YOUR GOAL> Rewrite the rows from the start through the line containing "bottom-divider — [0, 578, 1080, 579]", replacing "cell-indication" with "cell-condition" and leaving everything else unchanged.

Region boundary data
________
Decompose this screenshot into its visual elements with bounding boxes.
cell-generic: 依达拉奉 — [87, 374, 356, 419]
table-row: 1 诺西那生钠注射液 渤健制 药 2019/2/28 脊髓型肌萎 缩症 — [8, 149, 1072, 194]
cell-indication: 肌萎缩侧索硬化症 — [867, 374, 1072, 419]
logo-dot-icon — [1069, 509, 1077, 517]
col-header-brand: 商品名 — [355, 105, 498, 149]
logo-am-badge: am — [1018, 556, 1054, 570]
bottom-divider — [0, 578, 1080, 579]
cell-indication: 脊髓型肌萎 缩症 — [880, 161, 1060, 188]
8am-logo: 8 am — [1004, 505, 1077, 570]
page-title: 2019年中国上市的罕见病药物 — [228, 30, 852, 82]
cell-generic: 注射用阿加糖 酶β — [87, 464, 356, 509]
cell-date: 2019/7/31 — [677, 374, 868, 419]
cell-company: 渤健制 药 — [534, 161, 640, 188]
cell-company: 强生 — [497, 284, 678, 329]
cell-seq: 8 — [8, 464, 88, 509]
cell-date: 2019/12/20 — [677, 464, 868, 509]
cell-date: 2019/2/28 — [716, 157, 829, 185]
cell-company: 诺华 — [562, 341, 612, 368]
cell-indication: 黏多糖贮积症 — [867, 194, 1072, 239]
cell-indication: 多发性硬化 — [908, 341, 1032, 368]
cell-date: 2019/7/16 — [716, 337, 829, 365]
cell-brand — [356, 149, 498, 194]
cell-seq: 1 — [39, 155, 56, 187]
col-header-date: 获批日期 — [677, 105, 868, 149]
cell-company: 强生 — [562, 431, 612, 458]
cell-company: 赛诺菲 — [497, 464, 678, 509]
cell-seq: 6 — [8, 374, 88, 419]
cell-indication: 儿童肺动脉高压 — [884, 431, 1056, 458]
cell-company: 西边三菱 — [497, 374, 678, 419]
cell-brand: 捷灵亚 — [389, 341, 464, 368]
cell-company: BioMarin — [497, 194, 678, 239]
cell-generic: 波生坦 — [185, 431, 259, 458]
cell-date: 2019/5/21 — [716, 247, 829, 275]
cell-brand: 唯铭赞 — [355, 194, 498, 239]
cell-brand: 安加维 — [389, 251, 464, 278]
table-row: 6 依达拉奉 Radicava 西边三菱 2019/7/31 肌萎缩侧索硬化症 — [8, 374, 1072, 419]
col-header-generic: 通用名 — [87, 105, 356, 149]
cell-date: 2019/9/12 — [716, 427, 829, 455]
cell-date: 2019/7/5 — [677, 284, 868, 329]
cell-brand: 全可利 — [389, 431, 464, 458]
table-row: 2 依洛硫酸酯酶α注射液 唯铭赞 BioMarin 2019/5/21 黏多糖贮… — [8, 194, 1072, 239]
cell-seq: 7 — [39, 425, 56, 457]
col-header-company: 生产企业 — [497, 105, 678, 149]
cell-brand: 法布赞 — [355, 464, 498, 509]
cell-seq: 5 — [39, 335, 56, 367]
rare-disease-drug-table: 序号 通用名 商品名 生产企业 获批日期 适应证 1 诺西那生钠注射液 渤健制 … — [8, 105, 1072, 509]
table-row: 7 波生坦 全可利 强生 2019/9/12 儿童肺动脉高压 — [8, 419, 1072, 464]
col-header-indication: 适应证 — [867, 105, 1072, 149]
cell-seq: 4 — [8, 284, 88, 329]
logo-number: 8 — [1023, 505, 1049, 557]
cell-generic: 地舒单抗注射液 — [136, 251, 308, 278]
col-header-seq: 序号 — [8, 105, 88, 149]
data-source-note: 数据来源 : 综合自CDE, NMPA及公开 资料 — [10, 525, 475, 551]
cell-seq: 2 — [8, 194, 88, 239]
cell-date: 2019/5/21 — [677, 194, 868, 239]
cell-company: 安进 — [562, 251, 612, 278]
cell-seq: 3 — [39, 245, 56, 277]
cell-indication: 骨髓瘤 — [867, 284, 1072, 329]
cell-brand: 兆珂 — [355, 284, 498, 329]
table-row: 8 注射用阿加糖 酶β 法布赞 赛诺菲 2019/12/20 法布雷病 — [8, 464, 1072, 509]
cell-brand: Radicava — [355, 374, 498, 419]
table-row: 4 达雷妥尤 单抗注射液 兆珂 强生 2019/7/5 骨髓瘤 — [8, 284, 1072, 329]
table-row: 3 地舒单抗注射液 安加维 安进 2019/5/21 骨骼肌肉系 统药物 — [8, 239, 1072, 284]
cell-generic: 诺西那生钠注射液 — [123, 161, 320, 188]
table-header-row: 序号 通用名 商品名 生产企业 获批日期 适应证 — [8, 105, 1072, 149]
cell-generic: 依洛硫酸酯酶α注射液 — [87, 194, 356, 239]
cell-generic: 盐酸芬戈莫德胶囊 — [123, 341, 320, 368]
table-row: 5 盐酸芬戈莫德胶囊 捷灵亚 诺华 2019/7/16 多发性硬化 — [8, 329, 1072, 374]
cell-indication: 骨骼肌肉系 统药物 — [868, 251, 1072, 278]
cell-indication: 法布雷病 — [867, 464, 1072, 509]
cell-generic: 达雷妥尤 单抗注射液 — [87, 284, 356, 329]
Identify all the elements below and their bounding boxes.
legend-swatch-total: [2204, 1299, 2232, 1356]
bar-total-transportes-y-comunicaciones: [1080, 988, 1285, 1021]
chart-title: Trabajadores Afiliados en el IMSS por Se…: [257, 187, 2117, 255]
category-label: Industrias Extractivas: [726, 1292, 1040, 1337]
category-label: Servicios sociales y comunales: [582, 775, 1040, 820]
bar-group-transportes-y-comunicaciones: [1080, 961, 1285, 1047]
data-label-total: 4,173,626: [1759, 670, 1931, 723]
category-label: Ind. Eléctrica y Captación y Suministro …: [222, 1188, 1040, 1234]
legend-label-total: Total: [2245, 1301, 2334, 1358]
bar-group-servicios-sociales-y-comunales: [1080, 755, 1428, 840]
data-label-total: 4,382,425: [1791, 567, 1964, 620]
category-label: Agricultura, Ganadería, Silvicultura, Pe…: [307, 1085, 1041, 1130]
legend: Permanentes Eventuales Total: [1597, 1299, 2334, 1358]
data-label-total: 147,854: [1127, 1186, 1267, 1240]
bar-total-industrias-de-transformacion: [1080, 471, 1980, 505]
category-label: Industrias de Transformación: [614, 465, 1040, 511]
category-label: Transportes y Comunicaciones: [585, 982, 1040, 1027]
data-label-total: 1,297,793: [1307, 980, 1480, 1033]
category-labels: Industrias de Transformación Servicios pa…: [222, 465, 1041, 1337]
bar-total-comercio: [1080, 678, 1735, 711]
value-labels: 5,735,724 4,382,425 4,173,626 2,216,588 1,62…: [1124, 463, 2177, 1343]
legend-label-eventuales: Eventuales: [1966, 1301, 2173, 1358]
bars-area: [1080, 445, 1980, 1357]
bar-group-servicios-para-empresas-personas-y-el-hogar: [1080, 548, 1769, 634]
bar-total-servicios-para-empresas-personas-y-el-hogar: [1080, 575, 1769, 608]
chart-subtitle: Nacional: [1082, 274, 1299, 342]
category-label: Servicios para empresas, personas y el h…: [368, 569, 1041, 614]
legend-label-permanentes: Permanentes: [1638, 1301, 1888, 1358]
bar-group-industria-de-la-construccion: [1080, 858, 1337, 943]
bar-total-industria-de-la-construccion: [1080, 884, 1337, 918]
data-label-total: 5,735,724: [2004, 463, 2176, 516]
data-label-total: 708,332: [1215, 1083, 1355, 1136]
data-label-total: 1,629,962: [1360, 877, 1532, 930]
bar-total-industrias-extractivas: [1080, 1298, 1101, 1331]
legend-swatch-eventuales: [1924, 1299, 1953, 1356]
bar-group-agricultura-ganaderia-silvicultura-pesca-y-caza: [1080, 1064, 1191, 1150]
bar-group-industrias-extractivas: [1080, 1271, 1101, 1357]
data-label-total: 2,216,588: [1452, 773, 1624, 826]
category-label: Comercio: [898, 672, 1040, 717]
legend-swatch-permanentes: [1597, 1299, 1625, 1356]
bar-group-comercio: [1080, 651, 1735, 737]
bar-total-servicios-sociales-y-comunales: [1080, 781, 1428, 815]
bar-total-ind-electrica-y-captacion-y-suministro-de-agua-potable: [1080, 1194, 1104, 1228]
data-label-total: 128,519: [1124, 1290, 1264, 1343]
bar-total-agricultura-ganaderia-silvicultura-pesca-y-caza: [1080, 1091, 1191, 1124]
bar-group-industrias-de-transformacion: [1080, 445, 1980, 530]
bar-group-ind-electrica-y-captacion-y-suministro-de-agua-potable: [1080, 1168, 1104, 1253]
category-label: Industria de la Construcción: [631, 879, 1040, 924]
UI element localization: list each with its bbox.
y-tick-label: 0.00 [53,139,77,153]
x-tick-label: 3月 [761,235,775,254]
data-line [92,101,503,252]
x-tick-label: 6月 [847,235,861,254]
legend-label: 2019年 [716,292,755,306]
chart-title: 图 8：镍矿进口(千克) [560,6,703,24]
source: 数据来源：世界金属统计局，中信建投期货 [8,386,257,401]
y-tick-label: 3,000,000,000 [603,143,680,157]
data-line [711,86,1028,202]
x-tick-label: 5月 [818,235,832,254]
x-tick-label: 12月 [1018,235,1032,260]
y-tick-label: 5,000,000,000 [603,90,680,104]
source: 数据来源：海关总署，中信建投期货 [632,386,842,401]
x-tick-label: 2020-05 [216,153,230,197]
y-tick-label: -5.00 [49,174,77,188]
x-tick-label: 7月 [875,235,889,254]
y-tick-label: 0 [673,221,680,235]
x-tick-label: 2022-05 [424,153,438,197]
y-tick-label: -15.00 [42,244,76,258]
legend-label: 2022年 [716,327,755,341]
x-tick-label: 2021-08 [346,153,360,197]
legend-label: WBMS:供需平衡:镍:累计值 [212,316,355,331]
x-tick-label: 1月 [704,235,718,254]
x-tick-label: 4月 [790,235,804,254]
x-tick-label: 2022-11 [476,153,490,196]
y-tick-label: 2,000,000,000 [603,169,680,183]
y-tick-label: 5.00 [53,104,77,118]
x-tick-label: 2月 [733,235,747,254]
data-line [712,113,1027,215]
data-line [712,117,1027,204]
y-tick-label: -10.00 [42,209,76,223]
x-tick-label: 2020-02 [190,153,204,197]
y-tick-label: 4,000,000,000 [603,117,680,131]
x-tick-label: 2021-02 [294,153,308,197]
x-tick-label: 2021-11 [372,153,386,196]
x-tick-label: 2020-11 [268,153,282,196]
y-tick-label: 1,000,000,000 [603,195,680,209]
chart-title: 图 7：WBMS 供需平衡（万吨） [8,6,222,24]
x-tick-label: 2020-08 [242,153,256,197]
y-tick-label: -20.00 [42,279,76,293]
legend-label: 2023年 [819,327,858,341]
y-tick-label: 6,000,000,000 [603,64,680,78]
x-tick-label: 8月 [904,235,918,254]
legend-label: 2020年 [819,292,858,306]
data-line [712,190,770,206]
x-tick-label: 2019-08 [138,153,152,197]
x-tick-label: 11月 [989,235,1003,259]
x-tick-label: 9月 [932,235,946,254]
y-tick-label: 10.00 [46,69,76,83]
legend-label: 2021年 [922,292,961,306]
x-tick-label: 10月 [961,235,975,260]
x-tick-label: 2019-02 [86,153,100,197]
________
RESULT OF THIS TASK>
Decompose this screenshot into its visual elements with bounding boxes.
cell-generic: 依达拉奉 — [87, 374, 356, 419]
table-row: 1 诺西那生钠注射液 渤健制 药 2019/2/28 脊髓型肌萎 缩症 — [8, 149, 1072, 194]
cell-condition: 肌萎缩侧索硬化症 — [867, 374, 1072, 419]
logo-dot-icon — [1069, 509, 1077, 517]
col-header-brand: 商品名 — [355, 105, 498, 149]
logo-am-badge: am — [1018, 556, 1054, 570]
bottom-divider — [0, 578, 1080, 579]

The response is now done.